* BEGIN *

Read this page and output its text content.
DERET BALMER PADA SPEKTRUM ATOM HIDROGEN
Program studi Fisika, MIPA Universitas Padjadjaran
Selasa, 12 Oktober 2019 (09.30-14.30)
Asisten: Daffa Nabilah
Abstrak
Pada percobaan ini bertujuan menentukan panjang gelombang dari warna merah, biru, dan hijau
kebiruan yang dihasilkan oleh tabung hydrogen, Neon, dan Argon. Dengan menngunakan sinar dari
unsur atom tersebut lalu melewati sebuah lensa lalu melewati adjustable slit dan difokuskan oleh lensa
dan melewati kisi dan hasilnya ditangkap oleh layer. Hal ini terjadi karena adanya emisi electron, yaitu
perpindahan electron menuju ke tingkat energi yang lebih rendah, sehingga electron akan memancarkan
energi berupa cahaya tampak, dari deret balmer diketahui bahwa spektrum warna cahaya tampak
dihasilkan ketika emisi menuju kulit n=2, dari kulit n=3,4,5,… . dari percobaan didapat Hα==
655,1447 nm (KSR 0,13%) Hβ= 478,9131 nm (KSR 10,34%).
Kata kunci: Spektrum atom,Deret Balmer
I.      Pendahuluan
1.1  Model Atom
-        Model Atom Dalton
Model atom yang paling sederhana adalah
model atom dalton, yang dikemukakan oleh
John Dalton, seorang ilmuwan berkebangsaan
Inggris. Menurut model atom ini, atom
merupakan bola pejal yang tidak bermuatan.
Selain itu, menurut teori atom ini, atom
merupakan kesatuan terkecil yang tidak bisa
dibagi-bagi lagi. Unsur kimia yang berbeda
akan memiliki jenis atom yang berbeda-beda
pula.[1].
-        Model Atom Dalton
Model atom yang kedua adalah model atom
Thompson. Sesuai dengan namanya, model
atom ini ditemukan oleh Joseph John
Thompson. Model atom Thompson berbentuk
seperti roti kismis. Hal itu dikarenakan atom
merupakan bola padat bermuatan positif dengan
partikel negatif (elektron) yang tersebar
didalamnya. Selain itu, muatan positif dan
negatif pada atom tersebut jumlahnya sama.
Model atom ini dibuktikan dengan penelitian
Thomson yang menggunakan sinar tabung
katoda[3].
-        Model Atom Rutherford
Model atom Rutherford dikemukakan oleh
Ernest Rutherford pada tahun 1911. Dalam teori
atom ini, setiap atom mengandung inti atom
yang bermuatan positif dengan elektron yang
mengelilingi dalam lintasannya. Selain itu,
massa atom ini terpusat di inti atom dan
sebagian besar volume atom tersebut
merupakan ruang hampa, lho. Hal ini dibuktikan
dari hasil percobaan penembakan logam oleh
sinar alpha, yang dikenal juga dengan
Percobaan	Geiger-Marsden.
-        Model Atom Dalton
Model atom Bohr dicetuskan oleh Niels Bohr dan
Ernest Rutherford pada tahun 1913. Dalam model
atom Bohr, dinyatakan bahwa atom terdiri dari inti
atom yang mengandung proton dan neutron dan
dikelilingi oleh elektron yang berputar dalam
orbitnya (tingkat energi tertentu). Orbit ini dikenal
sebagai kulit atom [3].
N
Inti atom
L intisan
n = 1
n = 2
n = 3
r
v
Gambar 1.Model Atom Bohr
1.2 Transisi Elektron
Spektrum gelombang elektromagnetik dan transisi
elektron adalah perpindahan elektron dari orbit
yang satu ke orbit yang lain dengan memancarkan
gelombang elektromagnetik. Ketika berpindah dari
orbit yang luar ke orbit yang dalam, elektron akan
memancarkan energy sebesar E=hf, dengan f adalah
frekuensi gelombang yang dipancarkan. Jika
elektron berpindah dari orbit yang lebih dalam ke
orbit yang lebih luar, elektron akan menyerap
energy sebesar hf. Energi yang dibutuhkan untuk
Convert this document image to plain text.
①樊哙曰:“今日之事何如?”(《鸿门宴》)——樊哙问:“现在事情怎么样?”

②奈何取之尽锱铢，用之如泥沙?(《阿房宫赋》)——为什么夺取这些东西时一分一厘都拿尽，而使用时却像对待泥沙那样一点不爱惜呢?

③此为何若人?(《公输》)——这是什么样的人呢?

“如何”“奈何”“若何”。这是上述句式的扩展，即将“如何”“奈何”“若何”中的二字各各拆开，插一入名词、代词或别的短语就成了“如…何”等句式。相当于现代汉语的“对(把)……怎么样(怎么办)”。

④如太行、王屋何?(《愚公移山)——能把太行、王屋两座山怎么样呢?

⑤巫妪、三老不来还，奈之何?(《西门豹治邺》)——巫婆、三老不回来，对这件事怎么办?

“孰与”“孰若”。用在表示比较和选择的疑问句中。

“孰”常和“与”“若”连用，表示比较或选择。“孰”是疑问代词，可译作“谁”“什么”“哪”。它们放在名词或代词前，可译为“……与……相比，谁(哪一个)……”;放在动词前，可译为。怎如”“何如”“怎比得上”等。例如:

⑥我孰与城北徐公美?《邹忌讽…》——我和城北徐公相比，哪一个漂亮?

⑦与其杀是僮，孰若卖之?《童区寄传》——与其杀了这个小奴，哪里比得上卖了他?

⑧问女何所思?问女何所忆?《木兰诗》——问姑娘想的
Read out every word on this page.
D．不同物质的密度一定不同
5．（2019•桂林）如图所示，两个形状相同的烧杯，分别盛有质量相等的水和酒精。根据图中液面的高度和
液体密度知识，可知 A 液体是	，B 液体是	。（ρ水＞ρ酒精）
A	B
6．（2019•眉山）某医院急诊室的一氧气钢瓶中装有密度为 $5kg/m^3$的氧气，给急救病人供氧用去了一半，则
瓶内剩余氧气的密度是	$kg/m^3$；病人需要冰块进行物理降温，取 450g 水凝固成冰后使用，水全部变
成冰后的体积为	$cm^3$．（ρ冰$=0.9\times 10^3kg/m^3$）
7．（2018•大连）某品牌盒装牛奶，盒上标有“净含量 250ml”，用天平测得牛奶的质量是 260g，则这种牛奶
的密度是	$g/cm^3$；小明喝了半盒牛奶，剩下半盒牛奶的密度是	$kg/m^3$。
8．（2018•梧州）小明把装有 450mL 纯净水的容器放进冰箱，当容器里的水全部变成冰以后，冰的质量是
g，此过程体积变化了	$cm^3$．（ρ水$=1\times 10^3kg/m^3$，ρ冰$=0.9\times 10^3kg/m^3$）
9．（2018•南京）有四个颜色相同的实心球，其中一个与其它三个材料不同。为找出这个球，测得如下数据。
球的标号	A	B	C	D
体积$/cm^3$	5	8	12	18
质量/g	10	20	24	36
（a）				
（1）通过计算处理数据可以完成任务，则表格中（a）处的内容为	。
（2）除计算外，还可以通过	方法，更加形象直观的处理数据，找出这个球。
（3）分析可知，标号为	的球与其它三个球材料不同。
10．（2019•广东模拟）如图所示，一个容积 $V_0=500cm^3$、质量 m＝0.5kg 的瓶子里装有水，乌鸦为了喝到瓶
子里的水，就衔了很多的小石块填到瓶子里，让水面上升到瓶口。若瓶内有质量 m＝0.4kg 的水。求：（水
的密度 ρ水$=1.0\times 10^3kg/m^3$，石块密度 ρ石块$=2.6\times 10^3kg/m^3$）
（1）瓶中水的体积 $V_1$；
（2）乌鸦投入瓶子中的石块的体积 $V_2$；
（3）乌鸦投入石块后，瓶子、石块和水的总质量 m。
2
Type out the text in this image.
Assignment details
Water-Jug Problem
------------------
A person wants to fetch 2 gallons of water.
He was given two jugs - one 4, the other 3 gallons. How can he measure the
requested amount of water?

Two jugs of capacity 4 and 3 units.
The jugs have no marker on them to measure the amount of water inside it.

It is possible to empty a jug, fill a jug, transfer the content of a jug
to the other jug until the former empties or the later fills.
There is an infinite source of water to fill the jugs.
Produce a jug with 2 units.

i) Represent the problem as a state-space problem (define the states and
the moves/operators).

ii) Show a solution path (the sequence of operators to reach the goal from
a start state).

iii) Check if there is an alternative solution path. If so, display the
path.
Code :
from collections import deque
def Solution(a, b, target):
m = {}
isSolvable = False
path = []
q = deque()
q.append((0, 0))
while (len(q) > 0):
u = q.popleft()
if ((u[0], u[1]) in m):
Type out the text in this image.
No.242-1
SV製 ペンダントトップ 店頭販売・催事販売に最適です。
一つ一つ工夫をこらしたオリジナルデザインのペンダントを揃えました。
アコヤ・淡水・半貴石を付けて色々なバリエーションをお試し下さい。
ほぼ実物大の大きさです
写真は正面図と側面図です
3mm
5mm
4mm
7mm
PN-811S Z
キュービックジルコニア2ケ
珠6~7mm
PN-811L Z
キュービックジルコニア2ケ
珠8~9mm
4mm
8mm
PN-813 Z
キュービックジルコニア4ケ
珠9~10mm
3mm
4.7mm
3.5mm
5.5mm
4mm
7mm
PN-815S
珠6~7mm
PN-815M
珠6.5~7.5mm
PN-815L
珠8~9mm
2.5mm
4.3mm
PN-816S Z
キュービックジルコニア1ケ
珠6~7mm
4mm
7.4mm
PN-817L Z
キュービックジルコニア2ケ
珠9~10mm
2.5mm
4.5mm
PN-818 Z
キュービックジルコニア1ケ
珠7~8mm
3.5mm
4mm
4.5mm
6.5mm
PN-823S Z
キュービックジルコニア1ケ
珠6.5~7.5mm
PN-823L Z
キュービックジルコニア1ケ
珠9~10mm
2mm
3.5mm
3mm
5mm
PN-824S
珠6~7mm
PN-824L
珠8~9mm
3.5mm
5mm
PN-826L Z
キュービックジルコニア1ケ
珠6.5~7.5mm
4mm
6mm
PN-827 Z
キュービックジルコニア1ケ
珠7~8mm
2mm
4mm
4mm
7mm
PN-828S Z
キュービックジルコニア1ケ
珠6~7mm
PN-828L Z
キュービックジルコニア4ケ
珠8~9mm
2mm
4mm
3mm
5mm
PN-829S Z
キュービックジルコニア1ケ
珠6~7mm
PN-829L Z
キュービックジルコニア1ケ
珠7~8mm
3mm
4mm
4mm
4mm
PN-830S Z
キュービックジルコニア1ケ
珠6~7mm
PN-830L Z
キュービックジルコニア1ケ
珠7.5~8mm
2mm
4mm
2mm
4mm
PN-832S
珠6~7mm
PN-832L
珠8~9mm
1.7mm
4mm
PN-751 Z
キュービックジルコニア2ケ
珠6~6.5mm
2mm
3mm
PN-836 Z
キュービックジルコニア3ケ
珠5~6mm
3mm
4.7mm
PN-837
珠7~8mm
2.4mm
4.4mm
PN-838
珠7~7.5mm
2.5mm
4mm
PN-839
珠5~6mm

* END *

## DIRECTIONS
Say the number of lines in the records above that include the string "lebih", and no more.

## WRITTEN SOLUTION
3